_Extrait cité_:
• • • •
L’HISTOIRE DU CHIISME (8-9): Les jours les plus difficiles du Chiisme, L’établissement du gouvernement Omeyyade

8)- Les jours les plus difficiles du Chiisme

La période la plus difficile pour les Chiites fut le règne de vingt ans de Muawiya, pendant lequel ils ne jouirent d’aucune sécurité, la plupart d’entre eux étant connus et pourchassé par l’État. Deux des chefs Chiites contemporains, les Imams Hassan et Hussein, étaient impuissants à changer les circonstances oppressives dans lesquelles ils se trouvaient.

Hussein, le troisième Imam du Chiisme n’eut aucune possibilité de libérer les Chiites des” persécutions durant les dix années où il fut Imam. Sous le califat de Yazid, il fut martyrisé avec tous ses partisans et la plupart des membres de sa famille.

 

Certains, dans le monde sunnite considèrent comme pardonnables les actions arbitraires, injuste et irresponsables accomplies par Muawiya, ainsi que par ses partisans et ses représentantes, parmi lesquels certains étaient, comme Muawiya lui-même, des Compagnons. Ce groupe s’appuie sur certains hadiths du Prophète d’après lesquels tous les Compagnons pouvant pratiquer l’Ijtihad et étaient excusés par Dieu des fautes commises Dieu était satisfait d’eux et leur pardonnait tous les torts et tous les crimes qu’ils pouvaient avoir commis.

 

 

Le Chiisme, toutefois, rejette cet argument pour deux raisons:

1- II est inconcevable qu’un guide de la société humaine comme le Prophète apparaisse pour revivifier la Vérité, la Justice et la liberté et persuader un groupe de personnes d’accepter ses croyances (un groupe dont les membres ont sacrifié leur propre existence pour réaliser ce but sacré) et qu’ensuite, une fois ce but atteint, il accorde à ses partisans et ses Compagnons toute faculté de faire de ces lois sacrées ce que bon leur semble. Il est impossible d’admettre que le Prophète eût pardonné n’importe quel tort ou crime commis par les Compagnons. Une telle indifférence envers les qualités de leur action aurait simplement détruit ce que le Prophète avait construit.
• • • •
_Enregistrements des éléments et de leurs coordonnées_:
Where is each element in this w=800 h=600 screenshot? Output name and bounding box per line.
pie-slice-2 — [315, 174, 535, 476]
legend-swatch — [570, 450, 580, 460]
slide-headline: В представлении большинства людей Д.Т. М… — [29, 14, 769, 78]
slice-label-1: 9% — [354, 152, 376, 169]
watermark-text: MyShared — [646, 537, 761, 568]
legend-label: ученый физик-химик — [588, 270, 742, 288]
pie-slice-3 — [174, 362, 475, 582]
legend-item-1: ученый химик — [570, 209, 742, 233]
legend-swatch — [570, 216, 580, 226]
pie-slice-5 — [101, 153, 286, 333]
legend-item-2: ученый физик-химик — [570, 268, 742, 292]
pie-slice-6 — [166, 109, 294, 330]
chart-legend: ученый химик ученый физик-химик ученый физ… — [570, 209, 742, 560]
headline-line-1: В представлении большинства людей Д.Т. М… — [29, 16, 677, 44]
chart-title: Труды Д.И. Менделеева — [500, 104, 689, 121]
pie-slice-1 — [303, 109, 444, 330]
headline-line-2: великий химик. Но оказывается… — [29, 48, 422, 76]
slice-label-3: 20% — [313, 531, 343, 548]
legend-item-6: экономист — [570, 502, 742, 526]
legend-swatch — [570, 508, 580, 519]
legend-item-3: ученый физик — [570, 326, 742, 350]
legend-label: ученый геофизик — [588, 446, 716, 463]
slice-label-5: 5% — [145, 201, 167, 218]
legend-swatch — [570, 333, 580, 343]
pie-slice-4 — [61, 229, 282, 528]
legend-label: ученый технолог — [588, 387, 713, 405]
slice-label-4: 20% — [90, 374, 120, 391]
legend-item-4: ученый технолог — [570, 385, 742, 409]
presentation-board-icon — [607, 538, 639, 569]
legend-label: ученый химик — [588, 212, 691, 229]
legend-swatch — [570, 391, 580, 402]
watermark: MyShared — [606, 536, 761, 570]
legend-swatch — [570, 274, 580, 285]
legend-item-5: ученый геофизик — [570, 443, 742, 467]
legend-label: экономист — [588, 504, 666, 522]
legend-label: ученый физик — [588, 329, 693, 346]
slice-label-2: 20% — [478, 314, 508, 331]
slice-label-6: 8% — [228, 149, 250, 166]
• • • •
_Objectif de l'exercice_: Recopiez fidèlement le passage du texte sur l'histoire du chiisme qui va de « L’HISTOIRE DU CHIISME » jusqu'à « de sa famille. » inclus. Les lignes ne jouent aucun rôle dans ce travail.

_Résultat attendu_:
L’HISTOIRE DU CHIISME (8-9): Les jours les plus difficiles du Chiisme, L’établissement du gouvernement Omeyyade

8)- Les jours les plus difficiles du Chiisme

La période la plus difficile pour les Chiites fut le règne de vingt ans de Muawiya, pendant lequel ils ne jouirent d’aucune sécurité, la plupart d’entre eux étant connus et pourchassé par l’État. Deux des chefs Chiites contemporains, les Imams Hassan et Hussein, étaient impuissants à changer les circonstances oppressives dans lesquelles ils se trouvaient.

Hussein, le troisième Imam du Chiisme n’eut aucune possibilité de libérer les Chiites des” persécutions durant les dix années où il fut Imam. Sous le califat de Yazid, il fut martyrisé avec tous ses partisans et la plupart des membres de sa famille.